[項目位置エントリ]
──────────────────────────────
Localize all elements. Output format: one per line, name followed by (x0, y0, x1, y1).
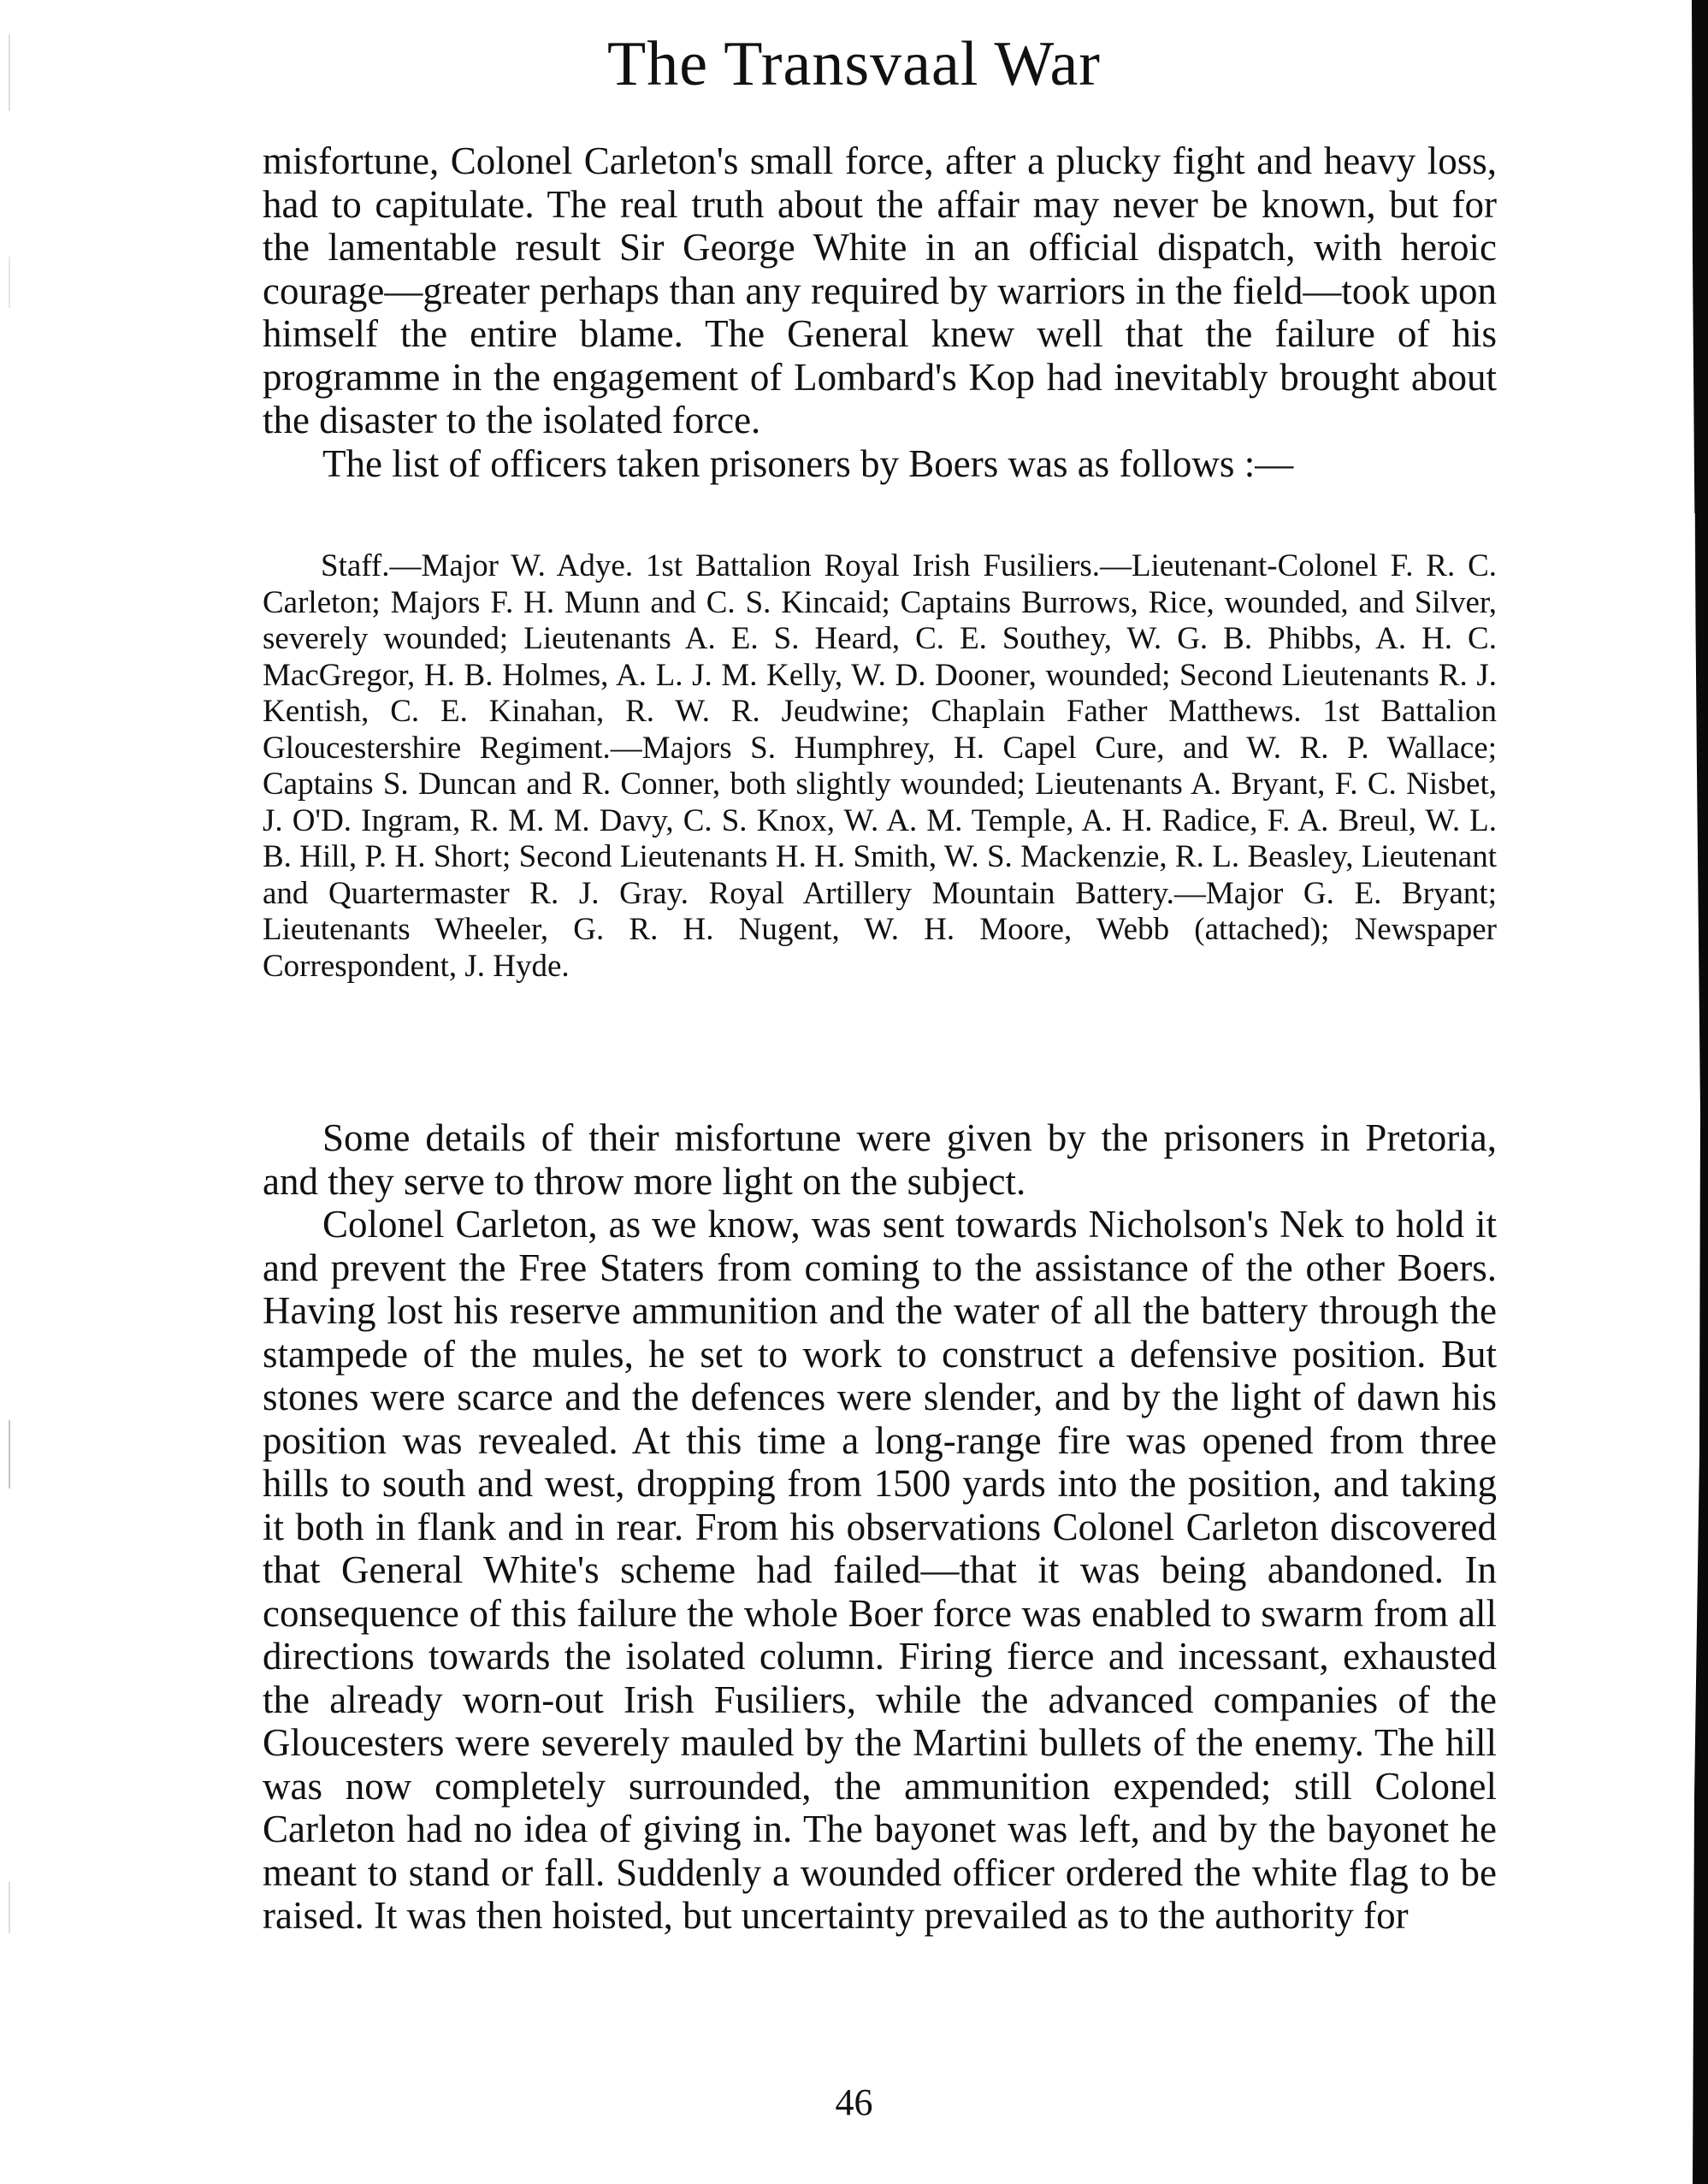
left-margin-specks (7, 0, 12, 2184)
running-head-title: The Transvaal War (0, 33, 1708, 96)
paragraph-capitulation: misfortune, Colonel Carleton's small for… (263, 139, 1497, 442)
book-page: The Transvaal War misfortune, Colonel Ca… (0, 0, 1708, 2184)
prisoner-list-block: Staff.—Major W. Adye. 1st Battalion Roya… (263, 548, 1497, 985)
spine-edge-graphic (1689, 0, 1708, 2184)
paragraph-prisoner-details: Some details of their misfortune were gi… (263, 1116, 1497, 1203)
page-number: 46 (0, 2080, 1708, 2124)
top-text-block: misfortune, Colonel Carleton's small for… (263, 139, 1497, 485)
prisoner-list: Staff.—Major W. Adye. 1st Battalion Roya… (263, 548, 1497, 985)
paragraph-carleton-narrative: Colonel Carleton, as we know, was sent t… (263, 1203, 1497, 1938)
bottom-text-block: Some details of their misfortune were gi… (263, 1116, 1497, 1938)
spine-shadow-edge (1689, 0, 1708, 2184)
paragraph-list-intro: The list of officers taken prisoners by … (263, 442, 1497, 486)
──────────────────────────────
■ 実施課題: 上のエントリの各行を、空行を除いて番号付きリストに書き直しなさい。その際、画像は解答に含めないこと。

■ 完全な解答:
1. Localize all elements. Output format: one per line, name followed by (x0, y0, x1, y1).
2. left-margin-specks (7, 0, 12, 2184)
3. running-head-title: The Transvaal War (0, 33, 1708, 96)
4. paragraph-capitulation: misfortune, Colonel Carleton's small for… (263, 139, 1497, 442)
5. book-page: The Transvaal War misfortune, Colonel Ca… (0, 0, 1708, 2184)
6. prisoner-list-block: Staff.—Major W. Adye. 1st Battalion Roya… (263, 548, 1497, 985)
7. spine-edge-graphic (1689, 0, 1708, 2184)
8. paragraph-prisoner-details: Some details of their misfortune were gi… (263, 1116, 1497, 1203)
9. page-number: 46 (0, 2080, 1708, 2124)
10. top-text-block: misfortune, Colonel Carleton's small for… (263, 139, 1497, 485)
11. prisoner-list: Staff.—Major W. Adye. 1st Battalion Roya… (263, 548, 1497, 985)
12. paragraph-carleton-narrative: Colonel Carleton, as we know, was sent t… (263, 1203, 1497, 1938)
13. bottom-text-block: Some details of their misfortune were gi… (263, 1116, 1497, 1938)
14. spine-shadow-edge (1689, 0, 1708, 2184)
15. paragraph-list-intro: The list of officers taken prisoners by … (263, 442, 1497, 486)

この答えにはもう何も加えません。